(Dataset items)
=-=-=-=-=

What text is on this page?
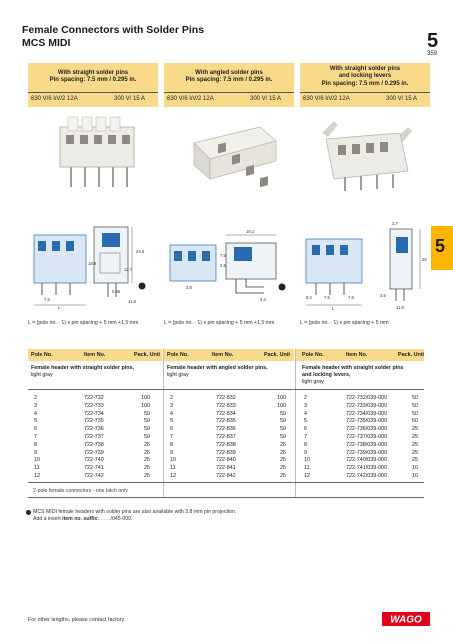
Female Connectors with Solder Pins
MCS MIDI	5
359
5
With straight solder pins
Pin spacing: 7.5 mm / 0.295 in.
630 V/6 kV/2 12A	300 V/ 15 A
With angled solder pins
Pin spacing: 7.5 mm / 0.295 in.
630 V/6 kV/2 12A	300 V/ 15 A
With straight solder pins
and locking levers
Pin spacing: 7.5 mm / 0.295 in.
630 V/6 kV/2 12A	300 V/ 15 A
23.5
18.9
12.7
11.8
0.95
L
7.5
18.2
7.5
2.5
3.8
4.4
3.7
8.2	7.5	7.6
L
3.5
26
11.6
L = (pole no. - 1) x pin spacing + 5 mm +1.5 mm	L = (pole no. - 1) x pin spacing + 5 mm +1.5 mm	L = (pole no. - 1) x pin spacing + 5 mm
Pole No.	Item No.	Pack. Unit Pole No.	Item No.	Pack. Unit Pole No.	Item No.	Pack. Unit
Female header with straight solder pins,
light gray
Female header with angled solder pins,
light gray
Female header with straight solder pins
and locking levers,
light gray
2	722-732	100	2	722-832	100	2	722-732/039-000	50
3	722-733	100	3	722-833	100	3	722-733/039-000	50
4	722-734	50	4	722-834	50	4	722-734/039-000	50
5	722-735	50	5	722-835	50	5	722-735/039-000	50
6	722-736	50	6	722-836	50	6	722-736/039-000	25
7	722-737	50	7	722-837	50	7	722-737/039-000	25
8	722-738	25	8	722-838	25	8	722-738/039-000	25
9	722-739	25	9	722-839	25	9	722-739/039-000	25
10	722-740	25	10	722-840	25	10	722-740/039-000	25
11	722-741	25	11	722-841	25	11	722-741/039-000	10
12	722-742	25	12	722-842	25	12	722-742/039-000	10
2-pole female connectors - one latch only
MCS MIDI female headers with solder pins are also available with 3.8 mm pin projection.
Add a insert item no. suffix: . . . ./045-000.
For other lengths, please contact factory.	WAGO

=-=-=-=-=

## Task prompt
Gather every line containing the word "straight" and copy it.

## The result
With straight solder pins
With straight solder pins
Female header with straight solder pins,
Female header with straight solder pins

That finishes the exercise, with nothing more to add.